#### TRECHO DO TEXTO:
###

Ao lançar “Leviatãzinho” de forma independente, André passou a usar as redes sociais para divulgar o segundo livro. Nesse processo, encontrou nas plataformas um espaço de circulação, ainda que com limitações. No Instagram, compartilha conteúdos sobre o trabalho e, às vezes, trechos dos poemas. Por escrever textos mais longos, não se identifica com o formato da “instapoesia”, preferindo adaptar apenas fragmentos. Ainda assim, uma publicação alcançou cerca de 12 mil visualizações e esgotou a primeira tiragem de 75 exemplares.

Alcance não é leitura

Apesar dos resultados positivos, André não percebe nas redes uma experiência completa de leitura. “Acredito que [a plataforma] possa ser interessante como porta de entrada para a poesia. O grande problema é que muitas vezes, aquilo acaba ali. Em uma época em que a leitura é performance, postar um poema no Story parece o ápice, e não é. A gente precisa ler as obras, os livros inteiros, discutir sobre eles, provocar”, reflete o autor.

Essa percepção dialoga com uma visão mais ampla sobre o papel das redes na formação de leitores. Para André, mesmo que os poemas curtos não sejam sua preferência, as plataformas oferecem possibilidades para explorar a poesia de maneiras diferentes. “Tem página boa que consegue fugir desse processo de poeminhas, e cria um arquivo interessante de poesia. A Revista Peixe Boi é uma delas. Nesse sentido, para que uma poesia mais extensa, mais maximalista, funcione nas redes é preciso pensar a divulgação desse formato, dessa estrutura. Mas, como poeta, penso que dá pra ser criativo. Acho que a figura do poeta recluso que odeia tudo o que é novo tem que ser deixada um pouco de lado, para que a gente possa criar uma persona que possa ser vista e por fim, lida”, conclui.

O que se perde na tela

Aritana é campeã do Slam Dina Di, batalha de poesia organizada e protagonizada por mulheres e pessoas LGBTI+

Se, por um lado, há uma adaptação necessária ao ambiente digital, por outro, a experiência da poesia também se transforma, especialmente quando nasce da performance. Aritana Tibira, escritora, poeta, drag e artista da palavra, construiu sua trajetória atravessada pela oralidade, pelo corpo e pelo diálogo entre a rua e o espaço acadêmico. Doutoranda em Literatura, Artes e Comunicação na Universidade Estadual de Campinas (Unicamp), ela se consolidou no slam, as batalhas de poesia falada que democratizam o acesso à literatura e permitem que vozes marginais sejam ouvidas.

Aritana destaca que sua poesia nasce da performance e do corpo, elementos que não se traduzem totalmente nas redes sociais. Para ela, parte da energia do momento e da interação com o público se perde nos vídeos.

“O vídeo consegue registrar algo, mas ele não dá conta da energia do momento, da troca com o público, do improviso do ambiente. O olho no olho. Por isso, eu penso os conteúdos digitais mais como fragmentos, convites, rastros do que acontece ao vivo. Eu posto trechos, cortes, pequenos recortes das minhas poesias. Não costumo publicar vídeos com meus textos e performances completas justamente porque entendo que a experiência da poesia falada é presencial, é afetiva, é construída ali, na relação direta com quem está assistindo”.

###

#### INFORMAÇÕES FORNECIDAS:

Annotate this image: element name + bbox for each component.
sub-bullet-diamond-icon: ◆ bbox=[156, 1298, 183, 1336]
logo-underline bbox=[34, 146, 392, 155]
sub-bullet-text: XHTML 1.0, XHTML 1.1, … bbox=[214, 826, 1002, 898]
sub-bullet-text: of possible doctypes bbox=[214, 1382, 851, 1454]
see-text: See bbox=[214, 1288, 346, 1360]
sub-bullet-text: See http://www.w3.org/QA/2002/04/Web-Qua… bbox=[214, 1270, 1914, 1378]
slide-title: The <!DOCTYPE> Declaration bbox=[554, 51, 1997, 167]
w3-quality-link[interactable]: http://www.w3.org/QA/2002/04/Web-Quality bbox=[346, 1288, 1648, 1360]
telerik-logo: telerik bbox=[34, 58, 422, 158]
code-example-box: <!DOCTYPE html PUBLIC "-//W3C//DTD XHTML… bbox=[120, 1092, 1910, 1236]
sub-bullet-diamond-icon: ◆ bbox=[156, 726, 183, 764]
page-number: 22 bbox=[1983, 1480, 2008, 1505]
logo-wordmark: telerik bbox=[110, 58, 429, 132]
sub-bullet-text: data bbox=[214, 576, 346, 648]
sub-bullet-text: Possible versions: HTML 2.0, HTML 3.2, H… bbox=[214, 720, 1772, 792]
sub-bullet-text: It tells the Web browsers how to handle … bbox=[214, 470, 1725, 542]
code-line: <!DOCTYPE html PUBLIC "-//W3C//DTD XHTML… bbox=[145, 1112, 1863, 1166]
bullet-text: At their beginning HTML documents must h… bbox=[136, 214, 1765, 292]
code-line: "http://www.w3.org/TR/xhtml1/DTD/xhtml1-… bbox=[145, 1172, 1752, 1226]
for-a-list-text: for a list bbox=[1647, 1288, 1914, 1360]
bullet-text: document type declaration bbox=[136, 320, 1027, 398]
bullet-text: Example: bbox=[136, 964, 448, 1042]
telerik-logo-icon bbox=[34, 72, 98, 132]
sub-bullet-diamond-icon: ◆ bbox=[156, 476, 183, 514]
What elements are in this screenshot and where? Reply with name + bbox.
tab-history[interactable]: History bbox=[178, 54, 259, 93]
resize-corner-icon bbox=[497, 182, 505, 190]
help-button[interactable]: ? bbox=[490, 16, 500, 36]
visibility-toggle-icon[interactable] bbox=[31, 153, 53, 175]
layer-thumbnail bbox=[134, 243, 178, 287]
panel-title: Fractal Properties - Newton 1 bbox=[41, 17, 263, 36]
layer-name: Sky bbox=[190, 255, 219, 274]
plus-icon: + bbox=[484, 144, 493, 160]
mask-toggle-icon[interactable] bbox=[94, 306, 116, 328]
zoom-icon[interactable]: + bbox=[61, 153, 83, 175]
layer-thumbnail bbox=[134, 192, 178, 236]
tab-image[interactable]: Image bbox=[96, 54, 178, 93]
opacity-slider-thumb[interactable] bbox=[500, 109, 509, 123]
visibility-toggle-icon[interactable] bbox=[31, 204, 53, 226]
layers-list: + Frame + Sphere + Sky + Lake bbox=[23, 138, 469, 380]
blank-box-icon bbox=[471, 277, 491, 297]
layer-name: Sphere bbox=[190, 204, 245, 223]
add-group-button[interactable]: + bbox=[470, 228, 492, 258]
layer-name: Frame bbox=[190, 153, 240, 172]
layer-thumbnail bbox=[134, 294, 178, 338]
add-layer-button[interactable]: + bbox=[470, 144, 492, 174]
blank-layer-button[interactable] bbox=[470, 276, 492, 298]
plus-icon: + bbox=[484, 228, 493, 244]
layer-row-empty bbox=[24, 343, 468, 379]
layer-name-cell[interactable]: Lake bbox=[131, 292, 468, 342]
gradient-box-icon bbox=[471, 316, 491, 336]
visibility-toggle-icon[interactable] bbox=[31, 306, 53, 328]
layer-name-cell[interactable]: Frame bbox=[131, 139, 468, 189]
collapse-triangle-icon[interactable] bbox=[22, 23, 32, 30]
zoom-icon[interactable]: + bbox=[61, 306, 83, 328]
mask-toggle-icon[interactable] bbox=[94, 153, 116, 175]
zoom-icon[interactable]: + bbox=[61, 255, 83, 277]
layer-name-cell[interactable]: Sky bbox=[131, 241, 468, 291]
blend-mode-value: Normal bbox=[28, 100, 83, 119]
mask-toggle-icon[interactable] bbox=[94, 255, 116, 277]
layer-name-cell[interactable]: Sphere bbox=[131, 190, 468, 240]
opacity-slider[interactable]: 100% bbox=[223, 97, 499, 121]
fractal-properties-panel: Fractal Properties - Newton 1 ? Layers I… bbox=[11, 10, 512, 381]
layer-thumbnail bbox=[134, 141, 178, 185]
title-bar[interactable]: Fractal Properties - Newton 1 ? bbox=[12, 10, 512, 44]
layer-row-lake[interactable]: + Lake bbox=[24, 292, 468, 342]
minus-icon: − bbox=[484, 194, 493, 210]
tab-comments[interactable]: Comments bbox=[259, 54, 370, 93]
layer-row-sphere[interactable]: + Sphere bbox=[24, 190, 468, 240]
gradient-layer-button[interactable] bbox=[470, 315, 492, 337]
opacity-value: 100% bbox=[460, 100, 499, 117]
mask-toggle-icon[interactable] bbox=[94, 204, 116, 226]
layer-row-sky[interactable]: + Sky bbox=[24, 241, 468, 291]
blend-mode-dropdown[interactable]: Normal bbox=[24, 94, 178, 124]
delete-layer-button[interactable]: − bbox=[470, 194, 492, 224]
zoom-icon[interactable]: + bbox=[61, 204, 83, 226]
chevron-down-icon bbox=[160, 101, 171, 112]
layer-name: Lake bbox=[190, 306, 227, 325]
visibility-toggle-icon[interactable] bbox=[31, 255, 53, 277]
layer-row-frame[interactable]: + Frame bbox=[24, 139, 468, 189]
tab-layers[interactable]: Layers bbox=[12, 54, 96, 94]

###

#### O QUE FAZER A:
Responda com base no texto sobre poesia nas redes sociais:
(i) De quantos exemplares era a primeira tiragem que se esgotou depois da publicação de André?
(ii) Que página André cita como exemplo de quem cria um arquivo interessante de poesia?
(iii) Em que universidade Aritana faz doutorado?
#### O QUE FAZER B:
Copie sem nenhuma mudança o trecho do texto sobre poesia nas redes sociais que vai de "Alcance não é" até "reflete o autor.".

#### RESPOSTA A:
(i) 75 exemplares.
(ii) A Revista Peixe Boi.
(iii) Na Universidade Estadual de Campinas (Unicamp).

#### RESPOSTA B:
Alcance não é leitura

Apesar dos resultados positivos, André não percebe nas redes uma experiência completa de leitura. “Acredito que [a plataforma] possa ser interessante como porta de entrada para a poesia. O grande problema é que muitas vezes, aquilo acaba ali. Em uma época em que a leitura é performance, postar um poema no Story parece o ápice, e não é. A gente precisa ler as obras, os livros inteiros, discutir sobre eles, provocar”, reflete o autor.